---- Source records

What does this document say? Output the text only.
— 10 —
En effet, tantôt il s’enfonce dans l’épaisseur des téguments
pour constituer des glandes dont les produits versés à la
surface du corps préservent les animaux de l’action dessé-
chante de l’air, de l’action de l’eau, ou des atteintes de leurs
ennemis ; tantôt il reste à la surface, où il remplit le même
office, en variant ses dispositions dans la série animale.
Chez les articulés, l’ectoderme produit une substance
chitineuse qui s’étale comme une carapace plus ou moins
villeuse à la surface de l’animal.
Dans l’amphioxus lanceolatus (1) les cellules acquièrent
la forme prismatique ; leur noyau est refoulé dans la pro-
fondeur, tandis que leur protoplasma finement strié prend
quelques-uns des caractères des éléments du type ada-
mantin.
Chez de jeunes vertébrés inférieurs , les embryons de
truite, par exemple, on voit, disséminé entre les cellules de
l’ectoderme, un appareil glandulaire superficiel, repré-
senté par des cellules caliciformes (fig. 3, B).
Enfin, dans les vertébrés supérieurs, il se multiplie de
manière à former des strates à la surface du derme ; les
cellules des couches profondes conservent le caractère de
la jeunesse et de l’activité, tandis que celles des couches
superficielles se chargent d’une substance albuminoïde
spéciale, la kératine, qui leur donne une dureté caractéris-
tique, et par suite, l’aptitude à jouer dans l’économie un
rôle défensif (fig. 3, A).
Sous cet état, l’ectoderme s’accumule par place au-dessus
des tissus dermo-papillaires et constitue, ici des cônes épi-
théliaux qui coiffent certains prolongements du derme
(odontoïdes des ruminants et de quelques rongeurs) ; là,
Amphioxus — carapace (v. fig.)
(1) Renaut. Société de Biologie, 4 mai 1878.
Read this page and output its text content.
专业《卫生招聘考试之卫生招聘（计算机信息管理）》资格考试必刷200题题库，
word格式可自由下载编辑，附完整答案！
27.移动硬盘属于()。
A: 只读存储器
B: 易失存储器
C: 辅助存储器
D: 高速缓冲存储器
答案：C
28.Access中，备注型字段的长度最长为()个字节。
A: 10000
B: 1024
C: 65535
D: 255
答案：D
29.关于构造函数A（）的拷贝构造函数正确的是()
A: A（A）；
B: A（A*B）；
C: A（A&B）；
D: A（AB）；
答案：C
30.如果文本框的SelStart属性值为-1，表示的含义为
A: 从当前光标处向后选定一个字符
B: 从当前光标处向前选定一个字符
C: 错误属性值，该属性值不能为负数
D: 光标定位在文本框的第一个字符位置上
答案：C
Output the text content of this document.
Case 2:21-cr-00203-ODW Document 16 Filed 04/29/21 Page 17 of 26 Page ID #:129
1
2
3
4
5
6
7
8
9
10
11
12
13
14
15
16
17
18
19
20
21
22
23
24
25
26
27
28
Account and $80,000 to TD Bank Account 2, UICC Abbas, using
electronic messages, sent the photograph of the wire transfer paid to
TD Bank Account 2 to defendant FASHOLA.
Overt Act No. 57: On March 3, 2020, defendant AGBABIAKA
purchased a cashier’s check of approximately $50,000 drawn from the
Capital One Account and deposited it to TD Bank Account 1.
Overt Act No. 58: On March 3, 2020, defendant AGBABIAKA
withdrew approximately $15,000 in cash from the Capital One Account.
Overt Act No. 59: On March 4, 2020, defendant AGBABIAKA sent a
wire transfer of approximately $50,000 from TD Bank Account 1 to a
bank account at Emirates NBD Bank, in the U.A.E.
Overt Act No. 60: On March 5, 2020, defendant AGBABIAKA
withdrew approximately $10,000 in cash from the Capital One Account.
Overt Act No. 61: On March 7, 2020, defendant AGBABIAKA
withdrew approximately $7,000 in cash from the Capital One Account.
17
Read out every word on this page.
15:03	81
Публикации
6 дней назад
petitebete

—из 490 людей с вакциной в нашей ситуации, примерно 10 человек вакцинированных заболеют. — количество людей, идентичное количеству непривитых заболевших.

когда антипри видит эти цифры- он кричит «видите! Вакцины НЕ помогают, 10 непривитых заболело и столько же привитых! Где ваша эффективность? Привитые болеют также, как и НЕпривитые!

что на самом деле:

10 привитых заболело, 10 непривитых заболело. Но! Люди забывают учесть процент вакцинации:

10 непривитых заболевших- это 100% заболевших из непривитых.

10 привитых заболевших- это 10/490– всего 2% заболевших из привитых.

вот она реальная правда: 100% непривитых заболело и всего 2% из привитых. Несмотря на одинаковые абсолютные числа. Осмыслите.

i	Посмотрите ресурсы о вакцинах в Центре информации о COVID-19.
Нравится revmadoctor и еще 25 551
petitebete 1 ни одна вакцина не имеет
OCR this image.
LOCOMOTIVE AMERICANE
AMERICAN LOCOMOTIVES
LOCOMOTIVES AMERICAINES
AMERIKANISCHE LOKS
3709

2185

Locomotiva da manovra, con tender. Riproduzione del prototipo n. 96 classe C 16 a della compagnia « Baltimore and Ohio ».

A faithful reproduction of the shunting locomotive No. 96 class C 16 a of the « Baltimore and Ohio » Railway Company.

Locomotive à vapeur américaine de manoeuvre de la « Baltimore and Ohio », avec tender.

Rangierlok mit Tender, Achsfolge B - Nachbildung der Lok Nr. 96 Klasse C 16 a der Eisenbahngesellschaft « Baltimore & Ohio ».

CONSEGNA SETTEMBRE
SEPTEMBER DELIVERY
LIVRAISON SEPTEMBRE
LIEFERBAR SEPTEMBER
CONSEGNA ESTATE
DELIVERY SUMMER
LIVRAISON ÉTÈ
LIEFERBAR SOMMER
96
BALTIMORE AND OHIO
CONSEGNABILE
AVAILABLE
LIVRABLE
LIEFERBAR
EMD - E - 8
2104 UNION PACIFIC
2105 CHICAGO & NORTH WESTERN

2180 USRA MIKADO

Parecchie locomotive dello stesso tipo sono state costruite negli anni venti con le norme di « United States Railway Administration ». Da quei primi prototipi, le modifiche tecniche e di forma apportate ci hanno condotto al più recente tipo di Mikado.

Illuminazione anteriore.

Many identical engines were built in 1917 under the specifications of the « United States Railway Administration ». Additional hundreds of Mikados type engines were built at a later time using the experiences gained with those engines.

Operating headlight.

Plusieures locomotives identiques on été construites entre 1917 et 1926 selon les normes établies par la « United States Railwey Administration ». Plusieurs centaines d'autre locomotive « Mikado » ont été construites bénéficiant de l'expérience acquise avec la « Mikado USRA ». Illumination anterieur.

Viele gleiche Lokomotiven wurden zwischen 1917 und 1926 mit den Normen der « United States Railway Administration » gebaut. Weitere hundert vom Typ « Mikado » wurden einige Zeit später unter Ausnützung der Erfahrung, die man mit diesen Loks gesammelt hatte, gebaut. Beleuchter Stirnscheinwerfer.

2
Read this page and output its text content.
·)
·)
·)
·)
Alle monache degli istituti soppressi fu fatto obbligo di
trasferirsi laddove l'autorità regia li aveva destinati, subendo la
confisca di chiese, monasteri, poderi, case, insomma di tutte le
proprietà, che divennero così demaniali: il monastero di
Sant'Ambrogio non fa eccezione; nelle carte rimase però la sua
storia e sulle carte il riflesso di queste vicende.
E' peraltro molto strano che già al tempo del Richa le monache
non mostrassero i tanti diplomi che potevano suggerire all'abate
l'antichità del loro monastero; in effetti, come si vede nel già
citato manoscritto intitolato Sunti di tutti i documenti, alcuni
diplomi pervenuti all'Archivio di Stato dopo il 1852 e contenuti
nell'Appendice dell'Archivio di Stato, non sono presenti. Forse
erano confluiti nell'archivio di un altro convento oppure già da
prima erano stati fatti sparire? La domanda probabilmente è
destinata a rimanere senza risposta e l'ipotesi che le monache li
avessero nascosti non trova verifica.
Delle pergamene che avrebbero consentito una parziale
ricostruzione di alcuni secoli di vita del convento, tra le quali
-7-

--------

→ **Requirements**
Exactly reproduce every line of the data above.

→ **Task answer**
What does this document say? Output the text only.
— 10 —
En effet, tantôt il s’enfonce dans l’épaisseur des téguments
pour constituer des glandes dont les produits versés à la
surface du corps préservent les animaux de l’action dessé-
chante de l’air, de l’action de l’eau, ou des atteintes de leurs
ennemis ; tantôt il reste à la surface, où il remplit le même
office, en variant ses dispositions dans la série animale.
Chez les articulés, l’ectoderme produit une substance
chitineuse qui s’étale comme une carapace plus ou moins
villeuse à la surface de l’animal.
Dans l’amphioxus lanceolatus (1) les cellules acquièrent
la forme prismatique ; leur noyau est refoulé dans la pro-
fondeur, tandis que leur protoplasma finement strié prend
quelques-uns des caractères des éléments du type ada-
mantin.
Chez de jeunes vertébrés inférieurs , les embryons de
truite, par exemple, on voit, disséminé entre les cellules de
l’ectoderme, un appareil glandulaire superficiel, repré-
senté par des cellules caliciformes (fig. 3, B).
Enfin, dans les vertébrés supérieurs, il se multiplie de
manière à former des strates à la surface du derme ; les
cellules des couches profondes conservent le caractère de
la jeunesse et de l’activité, tandis que celles des couches
superficielles se chargent d’une substance albuminoïde
spéciale, la kératine, qui leur donne une dureté caractéris-
tique, et par suite, l’aptitude à jouer dans l’économie un
rôle défensif (fig. 3, A).
Sous cet état, l’ectoderme s’accumule par place au-dessus
des tissus dermo-papillaires et constitue, ici des cônes épi-
théliaux qui coiffent certains prolongements du derme
(odontoïdes des ruminants et de quelques rongeurs) ; là,
Amphioxus — carapace (v. fig.)
(1) Renaut. Société de Biologie, 4 mai 1878.
Read this page and output its text content.
专业《卫生招聘考试之卫生招聘（计算机信息管理）》资格考试必刷200题题库，
word格式可自由下载编辑，附完整答案！
27.移动硬盘属于()。
A: 只读存储器
B: 易失存储器
C: 辅助存储器
D: 高速缓冲存储器
答案：C
28.Access中，备注型字段的长度最长为()个字节。
A: 10000
B: 1024
C: 65535
D: 255
答案：D
29.关于构造函数A（）的拷贝构造函数正确的是()
A: A（A）；
B: A（A*B）；
C: A（A&B）；
D: A（AB）；
答案：C
30.如果文本框的SelStart属性值为-1，表示的含义为
A: 从当前光标处向后选定一个字符
B: 从当前光标处向前选定一个字符
C: 错误属性值，该属性值不能为负数
D: 光标定位在文本框的第一个字符位置上
答案：C
Output the text content of this document.
Case 2:21-cr-00203-ODW Document 16 Filed 04/29/21 Page 17 of 26 Page ID #:129
1
2
3
4
5
6
7
8
9
10
11
12
13
14
15
16
17
18
19
20
21
22
23
24
25
26
27
28
Account and $80,000 to TD Bank Account 2, UICC Abbas, using
electronic messages, sent the photograph of the wire transfer paid to
TD Bank Account 2 to defendant FASHOLA.
Overt Act No. 57: On March 3, 2020, defendant AGBABIAKA
purchased a cashier’s check of approximately $50,000 drawn from the
Capital One Account and deposited it to TD Bank Account 1.
Overt Act No. 58: On March 3, 2020, defendant AGBABIAKA
withdrew approximately $15,000 in cash from the Capital One Account.
Overt Act No. 59: On March 4, 2020, defendant AGBABIAKA sent a
wire transfer of approximately $50,000 from TD Bank Account 1 to a
bank account at Emirates NBD Bank, in the U.A.E.
Overt Act No. 60: On March 5, 2020, defendant AGBABIAKA
withdrew approximately $10,000 in cash from the Capital One Account.
Overt Act No. 61: On March 7, 2020, defendant AGBABIAKA
withdrew approximately $7,000 in cash from the Capital One Account.
17
Read out every word on this page.
15:03	81
Публикации
6 дней назад
petitebete

—из 490 людей с вакциной в нашей ситуации, примерно 10 человек вакцинированных заболеют. — количество людей, идентичное количеству непривитых заболевших.

когда антипри видит эти цифры- он кричит «видите! Вакцины НЕ помогают, 10 непривитых заболело и столько же привитых! Где ваша эффективность? Привитые болеют также, как и НЕпривитые!

что на самом деле:

10 привитых заболело, 10 непривитых заболело. Но! Люди забывают учесть процент вакцинации:

10 непривитых заболевших- это 100% заболевших из непривитых.

10 привитых заболевших- это 10/490– всего 2% заболевших из привитых.

вот она реальная правда: 100% непривитых заболело и всего 2% из привитых. Несмотря на одинаковые абсолютные числа. Осмыслите.

i	Посмотрите ресурсы о вакцинах в Центре информации о COVID-19.
Нравится revmadoctor и еще 25 551
petitebete 1 ни одна вакцина не имеет
OCR this image.
LOCOMOTIVE AMERICANE
AMERICAN LOCOMOTIVES
LOCOMOTIVES AMERICAINES
AMERIKANISCHE LOKS
3709

2185

Locomotiva da manovra, con tender. Riproduzione del prototipo n. 96 classe C 16 a della compagnia « Baltimore and Ohio ».

A faithful reproduction of the shunting locomotive No. 96 class C 16 a of the « Baltimore and Ohio » Railway Company.

Locomotive à vapeur américaine de manoeuvre de la « Baltimore and Ohio », avec tender.

Rangierlok mit Tender, Achsfolge B - Nachbildung der Lok Nr. 96 Klasse C 16 a der Eisenbahngesellschaft « Baltimore & Ohio ».

CONSEGNA SETTEMBRE
SEPTEMBER DELIVERY
LIVRAISON SEPTEMBRE
LIEFERBAR SEPTEMBER
CONSEGNA ESTATE
DELIVERY SUMMER
LIVRAISON ÉTÈ
LIEFERBAR SOMMER
96
BALTIMORE AND OHIO
CONSEGNABILE
AVAILABLE
LIVRABLE
LIEFERBAR
EMD - E - 8
2104 UNION PACIFIC
2105 CHICAGO & NORTH WESTERN

2180 USRA MIKADO

Parecchie locomotive dello stesso tipo sono state costruite negli anni venti con le norme di « United States Railway Administration ». Da quei primi prototipi, le modifiche tecniche e di forma apportate ci hanno condotto al più recente tipo di Mikado.

Illuminazione anteriore.

Many identical engines were built in 1917 under the specifications of the « United States Railway Administration ». Additional hundreds of Mikados type engines were built at a later time using the experiences gained with those engines.

Operating headlight.

Plusieures locomotives identiques on été construites entre 1917 et 1926 selon les normes établies par la « United States Railwey Administration ». Plusieurs centaines d'autre locomotive « Mikado » ont été construites bénéficiant de l'expérience acquise avec la « Mikado USRA ». Illumination anterieur.

Viele gleiche Lokomotiven wurden zwischen 1917 und 1926 mit den Normen der « United States Railway Administration » gebaut. Weitere hundert vom Typ « Mikado » wurden einige Zeit später unter Ausnützung der Erfahrung, die man mit diesen Loks gesammelt hatte, gebaut. Beleuchter Stirnscheinwerfer.

2
Read this page and output its text content.
·)
·)
·)
·)
Alle monache degli istituti soppressi fu fatto obbligo di
trasferirsi laddove l'autorità regia li aveva destinati, subendo la
confisca di chiese, monasteri, poderi, case, insomma di tutte le
proprietà, che divennero così demaniali: il monastero di
Sant'Ambrogio non fa eccezione; nelle carte rimase però la sua
storia e sulle carte il riflesso di queste vicende.
E' peraltro molto strano che già al tempo del Richa le monache
non mostrassero i tanti diplomi che potevano suggerire all'abate
l'antichità del loro monastero; in effetti, come si vede nel già
citato manoscritto intitolato Sunti di tutti i documenti, alcuni
diplomi pervenuti all'Archivio di Stato dopo il 1852 e contenuti
nell'Appendice dell'Archivio di Stato, non sono presenti. Forse
erano confluiti nell'archivio di un altro convento oppure già da
prima erano stati fatti sparire? La domanda probabilmente è
destinata a rimanere senza risposta e l'ipotesi che le monache li
avessero nascosti non trova verifica.
Delle pergamene che avrebbero consentito una parziale
ricostruzione di alcuni secoli di vita del convento, tra le quali
-7-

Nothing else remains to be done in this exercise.